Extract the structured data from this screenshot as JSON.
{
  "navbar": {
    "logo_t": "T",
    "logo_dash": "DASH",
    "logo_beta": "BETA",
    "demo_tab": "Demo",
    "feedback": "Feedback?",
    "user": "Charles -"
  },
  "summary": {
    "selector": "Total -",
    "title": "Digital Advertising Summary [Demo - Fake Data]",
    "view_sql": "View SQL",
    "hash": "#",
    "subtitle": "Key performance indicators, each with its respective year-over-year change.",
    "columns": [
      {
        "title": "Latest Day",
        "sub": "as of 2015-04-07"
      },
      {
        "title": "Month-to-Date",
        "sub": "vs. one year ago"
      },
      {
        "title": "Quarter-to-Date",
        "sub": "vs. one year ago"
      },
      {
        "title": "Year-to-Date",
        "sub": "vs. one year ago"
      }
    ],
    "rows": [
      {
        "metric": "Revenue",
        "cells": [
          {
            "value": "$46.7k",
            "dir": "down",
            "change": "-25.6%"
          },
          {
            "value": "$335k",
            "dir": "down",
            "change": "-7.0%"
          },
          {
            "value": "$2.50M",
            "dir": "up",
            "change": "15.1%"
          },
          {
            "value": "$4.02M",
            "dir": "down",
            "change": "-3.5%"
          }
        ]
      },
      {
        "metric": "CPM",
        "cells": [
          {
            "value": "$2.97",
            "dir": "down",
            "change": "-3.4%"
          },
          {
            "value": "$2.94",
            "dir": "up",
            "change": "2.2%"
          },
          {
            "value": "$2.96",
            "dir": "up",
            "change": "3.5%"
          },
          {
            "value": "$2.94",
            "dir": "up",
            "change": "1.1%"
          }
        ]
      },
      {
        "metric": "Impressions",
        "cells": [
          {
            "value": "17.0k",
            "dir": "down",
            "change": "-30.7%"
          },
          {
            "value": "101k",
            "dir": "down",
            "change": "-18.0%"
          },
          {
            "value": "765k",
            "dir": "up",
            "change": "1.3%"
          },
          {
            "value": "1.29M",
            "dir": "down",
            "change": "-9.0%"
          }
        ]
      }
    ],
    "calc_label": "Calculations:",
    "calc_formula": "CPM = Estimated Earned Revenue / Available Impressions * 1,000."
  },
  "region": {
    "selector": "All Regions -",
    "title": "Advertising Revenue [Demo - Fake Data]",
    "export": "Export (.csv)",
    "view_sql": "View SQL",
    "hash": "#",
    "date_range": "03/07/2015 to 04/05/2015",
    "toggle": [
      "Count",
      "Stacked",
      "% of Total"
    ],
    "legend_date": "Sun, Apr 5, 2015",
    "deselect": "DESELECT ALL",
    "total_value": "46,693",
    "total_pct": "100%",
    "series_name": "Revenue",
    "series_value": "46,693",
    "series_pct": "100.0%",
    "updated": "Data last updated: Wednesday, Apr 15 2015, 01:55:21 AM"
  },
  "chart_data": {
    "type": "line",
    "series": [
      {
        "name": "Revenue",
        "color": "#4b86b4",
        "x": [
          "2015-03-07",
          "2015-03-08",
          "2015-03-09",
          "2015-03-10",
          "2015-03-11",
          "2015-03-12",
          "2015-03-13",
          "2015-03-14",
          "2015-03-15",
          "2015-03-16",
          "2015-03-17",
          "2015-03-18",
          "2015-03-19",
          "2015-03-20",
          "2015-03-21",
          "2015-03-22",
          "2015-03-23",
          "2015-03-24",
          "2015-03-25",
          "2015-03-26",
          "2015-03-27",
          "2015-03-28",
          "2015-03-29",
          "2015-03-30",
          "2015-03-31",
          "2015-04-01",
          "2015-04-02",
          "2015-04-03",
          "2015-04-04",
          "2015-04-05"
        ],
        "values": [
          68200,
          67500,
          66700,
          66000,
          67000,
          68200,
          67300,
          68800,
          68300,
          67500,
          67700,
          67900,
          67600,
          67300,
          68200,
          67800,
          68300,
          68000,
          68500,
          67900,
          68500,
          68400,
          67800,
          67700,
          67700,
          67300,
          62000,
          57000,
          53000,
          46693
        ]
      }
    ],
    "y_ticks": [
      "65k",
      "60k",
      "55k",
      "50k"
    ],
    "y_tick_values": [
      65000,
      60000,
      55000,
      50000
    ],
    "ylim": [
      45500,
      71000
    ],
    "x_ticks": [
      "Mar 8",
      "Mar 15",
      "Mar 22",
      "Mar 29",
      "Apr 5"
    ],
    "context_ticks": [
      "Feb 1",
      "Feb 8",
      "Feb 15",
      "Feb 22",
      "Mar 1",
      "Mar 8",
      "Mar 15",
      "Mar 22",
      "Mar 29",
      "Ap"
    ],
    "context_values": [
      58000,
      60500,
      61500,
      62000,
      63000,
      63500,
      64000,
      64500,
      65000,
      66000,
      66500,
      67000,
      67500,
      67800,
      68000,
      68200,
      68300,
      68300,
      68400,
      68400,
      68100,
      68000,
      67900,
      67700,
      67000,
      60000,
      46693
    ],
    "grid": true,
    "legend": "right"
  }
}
--- --- ---
SET PROBLEM: Reproduce every record above exactly as it appears.

THE SOLUTION:
Extract the structured data from this screenshot as JSON.
{
  "navbar": {
    "logo_t": "T",
    "logo_dash": "DASH",
    "logo_beta": "BETA",
    "demo_tab": "Demo",
    "feedback": "Feedback?",
    "user": "Charles -"
  },
  "summary": {
    "selector": "Total -",
    "title": "Digital Advertising Summary [Demo - Fake Data]",
    "view_sql": "View SQL",
    "hash": "#",
    "subtitle": "Key performance indicators, each with its respective year-over-year change.",
    "columns": [
      {
        "title": "Latest Day",
        "sub": "as of 2015-04-07"
      },
      {
        "title": "Month-to-Date",
        "sub": "vs. one year ago"
      },
      {
        "title": "Quarter-to-Date",
        "sub": "vs. one year ago"
      },
      {
        "title": "Year-to-Date",
        "sub": "vs. one year ago"
      }
    ],
    "rows": [
      {
        "metric": "Revenue",
        "cells": [
          {
            "value": "$46.7k",
            "dir": "down",
            "change": "-25.6%"
          },
          {
            "value": "$335k",
            "dir": "down",
            "change": "-7.0%"
          },
          {
            "value": "$2.50M",
            "dir": "up",
            "change": "15.1%"
          },
          {
            "value": "$4.02M",
            "dir": "down",
            "change": "-3.5%"
          }
        ]
      },
      {
        "metric": "CPM",
        "cells": [
          {
            "value": "$2.97",
            "dir": "down",
            "change": "-3.4%"
          },
          {
            "value": "$2.94",
            "dir": "up",
            "change": "2.2%"
          },
          {
            "value": "$2.96",
            "dir": "up",
            "change": "3.5%"
          },
          {
            "value": "$2.94",
            "dir": "up",
            "change": "1.1%"
          }
        ]
      },
      {
        "metric": "Impressions",
        "cells": [
          {
            "value": "17.0k",
            "dir": "down",
            "change": "-30.7%"
          },
          {
            "value": "101k",
            "dir": "down",
            "change": "-18.0%"
          },
          {
            "value": "765k",
            "dir": "up",
            "change": "1.3%"
          },
          {
            "value": "1.29M",
            "dir": "down",
            "change": "-9.0%"
          }
        ]
      }
    ],
    "calc_label": "Calculations:",
    "calc_formula": "CPM = Estimated Earned Revenue / Available Impressions * 1,000."
  },
  "region": {
    "selector": "All Regions -",
    "title": "Advertising Revenue [Demo - Fake Data]",
    "export": "Export (.csv)",
    "view_sql": "View SQL",
    "hash": "#",
    "date_range": "03/07/2015 to 04/05/2015",
    "toggle": [
      "Count",
      "Stacked",
      "% of Total"
    ],
    "legend_date": "Sun, Apr 5, 2015",
    "deselect": "DESELECT ALL",
    "total_value": "46,693",
    "total_pct": "100%",
    "series_name": "Revenue",
    "series_value": "46,693",
    "series_pct": "100.0%",
    "updated": "Data last updated: Wednesday, Apr 15 2015, 01:55:21 AM"
  },
  "chart_data": {
    "type": "line",
    "series": [
      {
        "name": "Revenue",
        "color": "#4b86b4",
        "x": [
          "2015-03-07",
          "2015-03-08",
          "2015-03-09",
          "2015-03-10",
          "2015-03-11",
          "2015-03-12",
          "2015-03-13",
          "2015-03-14",
          "2015-03-15",
          "2015-03-16",
          "2015-03-17",
          "2015-03-18",
          "2015-03-19",
          "2015-03-20",
          "2015-03-21",
          "2015-03-22",
          "2015-03-23",
          "2015-03-24",
          "2015-03-25",
          "2015-03-26",
          "2015-03-27",
          "2015-03-28",
          "2015-03-29",
          "2015-03-30",
          "2015-03-31",
          "2015-04-01",
          "2015-04-02",
          "2015-04-03",
          "2015-04-04",
          "2015-04-05"
        ],
        "values": [
          68200,
          67500,
          66700,
          66000,
          67000,
          68200,
          67300,
          68800,
          68300,
          67500,
          67700,
          67900,
          67600,
          67300,
          68200,
          67800,
          68300,
          68000,
          68500,
          67900,
          68500,
          68400,
          67800,
          67700,
          67700,
          67300,
          62000,
          57000,
          53000,
          46693
        ]
      }
    ],
    "y_ticks": [
      "65k",
      "60k",
      "55k",
      "50k"
    ],
    "y_tick_values": [
      65000,
      60000,
      55000,
      50000
    ],
    "ylim": [
      45500,
      71000
    ],
    "x_ticks": [
      "Mar 8",
      "Mar 15",
      "Mar 22",
      "Mar 29",
      "Apr 5"
    ],
    "context_ticks": [
      "Feb 1",
      "Feb 8",
      "Feb 15",
      "Feb 22",
      "Mar 1",
      "Mar 8",
      "Mar 15",
      "Mar 22",
      "Mar 29",
      "Ap"
    ],
    "context_values": [
      58000,
      60500,
      61500,
      62000,
      63000,
      63500,
      64000,
      64500,
      65000,
      66000,
      66500,
      67000,
      67500,
      67800,
      68000,
      68200,
      68300,
      68300,
      68400,
      68400,
      68100,
      68000,
      67900,
      67700,
      67000,
      60000,
      46693
    ],
    "grid": true,
    "legend": "right"
  }
}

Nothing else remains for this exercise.